## THE REQUEST
Print all of the lines exactly. Any picture among them stays out.

>> Begin SUPPLIED RECORDS

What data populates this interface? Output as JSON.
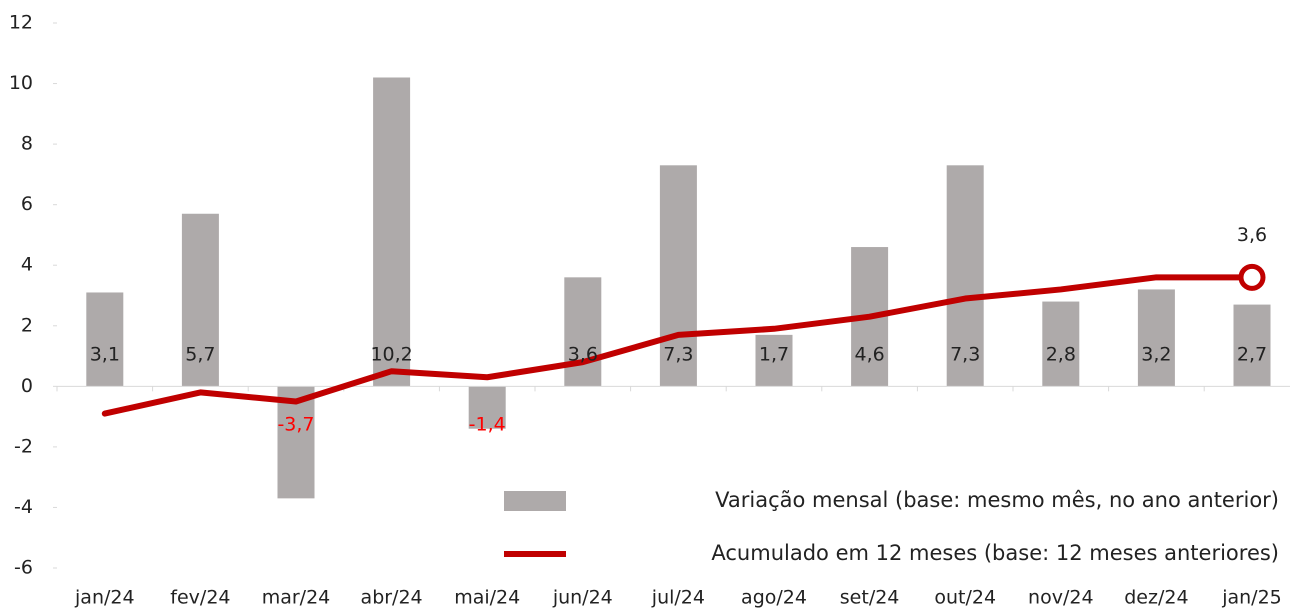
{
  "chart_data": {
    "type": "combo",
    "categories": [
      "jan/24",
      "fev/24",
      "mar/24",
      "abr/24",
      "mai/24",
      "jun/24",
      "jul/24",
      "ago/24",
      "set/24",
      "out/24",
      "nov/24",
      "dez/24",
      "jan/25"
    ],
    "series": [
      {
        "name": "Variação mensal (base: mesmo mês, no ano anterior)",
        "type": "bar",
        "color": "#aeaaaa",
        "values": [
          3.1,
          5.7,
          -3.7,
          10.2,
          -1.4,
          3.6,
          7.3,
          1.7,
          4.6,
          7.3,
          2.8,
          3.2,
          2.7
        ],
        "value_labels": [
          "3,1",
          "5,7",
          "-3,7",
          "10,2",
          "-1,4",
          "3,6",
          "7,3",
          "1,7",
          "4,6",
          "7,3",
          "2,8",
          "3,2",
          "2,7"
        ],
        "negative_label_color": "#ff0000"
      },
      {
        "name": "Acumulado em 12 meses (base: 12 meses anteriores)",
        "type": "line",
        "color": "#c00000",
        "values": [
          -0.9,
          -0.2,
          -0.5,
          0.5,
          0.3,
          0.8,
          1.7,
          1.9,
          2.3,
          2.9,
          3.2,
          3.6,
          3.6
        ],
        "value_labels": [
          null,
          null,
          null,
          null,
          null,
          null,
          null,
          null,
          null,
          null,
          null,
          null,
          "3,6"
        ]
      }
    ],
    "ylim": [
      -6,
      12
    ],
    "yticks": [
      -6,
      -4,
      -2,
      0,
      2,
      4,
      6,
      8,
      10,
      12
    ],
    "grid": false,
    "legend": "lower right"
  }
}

>> End SUPPLIED RECORDS

## THE SOLUTION
What data populates this interface? Output as JSON.
{
  "chart_data": {
    "type": "combo",
    "categories": [
      "jan/24",
      "fev/24",
      "mar/24",
      "abr/24",
      "mai/24",
      "jun/24",
      "jul/24",
      "ago/24",
      "set/24",
      "out/24",
      "nov/24",
      "dez/24",
      "jan/25"
    ],
    "series": [
      {
        "name": "Variação mensal (base: mesmo mês, no ano anterior)",
        "type": "bar",
        "color": "#aeaaaa",
        "values": [
          3.1,
          5.7,
          -3.7,
          10.2,
          -1.4,
          3.6,
          7.3,
          1.7,
          4.6,
          7.3,
          2.8,
          3.2,
          2.7
        ],
        "value_labels": [
          "3,1",
          "5,7",
          "-3,7",
          "10,2",
          "-1,4",
          "3,6",
          "7,3",
          "1,7",
          "4,6",
          "7,3",
          "2,8",
          "3,2",
          "2,7"
        ],
        "negative_label_color": "#ff0000"
      },
      {
        "name": "Acumulado em 12 meses (base: 12 meses anteriores)",
        "type": "line",
        "color": "#c00000",
        "values": [
          -0.9,
          -0.2,
          -0.5,
          0.5,
          0.3,
          0.8,
          1.7,
          1.9,
          2.3,
          2.9,
          3.2,
          3.6,
          3.6
        ],
        "value_labels": [
          null,
          null,
          null,
          null,
          null,
          null,
          null,
          null,
          null,
          null,
          null,
          null,
          "3,6"
        ]
      }
    ],
    "ylim": [
      -6,
      12
    ],
    "yticks": [
      -6,
      -4,
      -2,
      0,
      2,
      4,
      6,
      8,
      10,
      12
    ],
    "grid": false,
    "legend": "lower right"
  }
}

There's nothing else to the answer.